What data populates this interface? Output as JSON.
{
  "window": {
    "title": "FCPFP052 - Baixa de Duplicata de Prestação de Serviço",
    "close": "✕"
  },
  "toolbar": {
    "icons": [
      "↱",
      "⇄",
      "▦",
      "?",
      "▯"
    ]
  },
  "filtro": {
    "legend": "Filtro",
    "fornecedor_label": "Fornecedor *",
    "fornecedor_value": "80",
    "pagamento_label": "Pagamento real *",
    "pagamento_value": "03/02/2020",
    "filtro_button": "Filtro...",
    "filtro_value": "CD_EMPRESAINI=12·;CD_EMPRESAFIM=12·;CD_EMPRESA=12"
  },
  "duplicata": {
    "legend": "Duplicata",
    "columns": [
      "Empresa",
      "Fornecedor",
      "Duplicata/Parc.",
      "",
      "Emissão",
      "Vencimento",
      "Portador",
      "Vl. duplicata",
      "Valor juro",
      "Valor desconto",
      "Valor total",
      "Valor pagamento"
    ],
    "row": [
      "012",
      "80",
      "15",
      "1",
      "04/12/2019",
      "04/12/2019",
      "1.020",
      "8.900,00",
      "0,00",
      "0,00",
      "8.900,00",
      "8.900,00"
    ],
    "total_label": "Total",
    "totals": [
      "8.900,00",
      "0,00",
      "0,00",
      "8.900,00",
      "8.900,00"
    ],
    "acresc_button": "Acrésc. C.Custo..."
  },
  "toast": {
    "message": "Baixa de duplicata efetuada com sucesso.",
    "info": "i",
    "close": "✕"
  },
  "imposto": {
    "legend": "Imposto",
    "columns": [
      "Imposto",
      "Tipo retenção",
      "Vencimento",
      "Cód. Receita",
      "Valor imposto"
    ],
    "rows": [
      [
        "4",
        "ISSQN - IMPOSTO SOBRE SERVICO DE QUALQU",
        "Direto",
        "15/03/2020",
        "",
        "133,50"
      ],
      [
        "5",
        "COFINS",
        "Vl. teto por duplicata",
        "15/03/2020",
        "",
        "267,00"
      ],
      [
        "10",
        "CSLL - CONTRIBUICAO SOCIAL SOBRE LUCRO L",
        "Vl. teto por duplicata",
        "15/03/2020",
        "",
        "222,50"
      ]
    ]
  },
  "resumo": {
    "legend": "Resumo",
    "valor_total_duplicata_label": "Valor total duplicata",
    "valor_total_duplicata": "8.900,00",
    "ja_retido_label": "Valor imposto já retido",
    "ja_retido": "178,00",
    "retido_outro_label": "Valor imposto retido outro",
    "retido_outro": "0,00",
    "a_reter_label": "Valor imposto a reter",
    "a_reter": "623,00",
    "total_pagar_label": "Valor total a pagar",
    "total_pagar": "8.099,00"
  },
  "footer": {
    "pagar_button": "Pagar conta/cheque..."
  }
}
******
TASK DETAILS
Transcribe the data above in full, exactly.

FULL RESPONSE
What data populates this interface? Output as JSON.
{
  "window": {
    "title": "FCPFP052 - Baixa de Duplicata de Prestação de Serviço",
    "close": "✕"
  },
  "toolbar": {
    "icons": [
      "↱",
      "⇄",
      "▦",
      "?",
      "▯"
    ]
  },
  "filtro": {
    "legend": "Filtro",
    "fornecedor_label": "Fornecedor *",
    "fornecedor_value": "80",
    "pagamento_label": "Pagamento real *",
    "pagamento_value": "03/02/2020",
    "filtro_button": "Filtro...",
    "filtro_value": "CD_EMPRESAINI=12·;CD_EMPRESAFIM=12·;CD_EMPRESA=12"
  },
  "duplicata": {
    "legend": "Duplicata",
    "columns": [
      "Empresa",
      "Fornecedor",
      "Duplicata/Parc.",
      "",
      "Emissão",
      "Vencimento",
      "Portador",
      "Vl. duplicata",
      "Valor juro",
      "Valor desconto",
      "Valor total",
      "Valor pagamento"
    ],
    "row": [
      "012",
      "80",
      "15",
      "1",
      "04/12/2019",
      "04/12/2019",
      "1.020",
      "8.900,00",
      "0,00",
      "0,00",
      "8.900,00",
      "8.900,00"
    ],
    "total_label": "Total",
    "totals": [
      "8.900,00",
      "0,00",
      "0,00",
      "8.900,00",
      "8.900,00"
    ],
    "acresc_button": "Acrésc. C.Custo..."
  },
  "toast": {
    "message": "Baixa de duplicata efetuada com sucesso.",
    "info": "i",
    "close": "✕"
  },
  "imposto": {
    "legend": "Imposto",
    "columns": [
      "Imposto",
      "Tipo retenção",
      "Vencimento",
      "Cód. Receita",
      "Valor imposto"
    ],
    "rows": [
      [
        "4",
        "ISSQN - IMPOSTO SOBRE SERVICO DE QUALQU",
        "Direto",
        "15/03/2020",
        "",
        "133,50"
      ],
      [
        "5",
        "COFINS",
        "Vl. teto por duplicata",
        "15/03/2020",
        "",
        "267,00"
      ],
      [
        "10",
        "CSLL - CONTRIBUICAO SOCIAL SOBRE LUCRO L",
        "Vl. teto por duplicata",
        "15/03/2020",
        "",
        "222,50"
      ]
    ]
  },
  "resumo": {
    "legend": "Resumo",
    "valor_total_duplicata_label": "Valor total duplicata",
    "valor_total_duplicata": "8.900,00",
    "ja_retido_label": "Valor imposto já retido",
    "ja_retido": "178,00",
    "retido_outro_label": "Valor imposto retido outro",
    "retido_outro": "0,00",
    "a_reter_label": "Valor imposto a reter",
    "a_reter": "623,00",
    "total_pagar_label": "Valor total a pagar",
    "total_pagar": "8.099,00"
  },
  "footer": {
    "pagar_button": "Pagar conta/cheque..."
  }
}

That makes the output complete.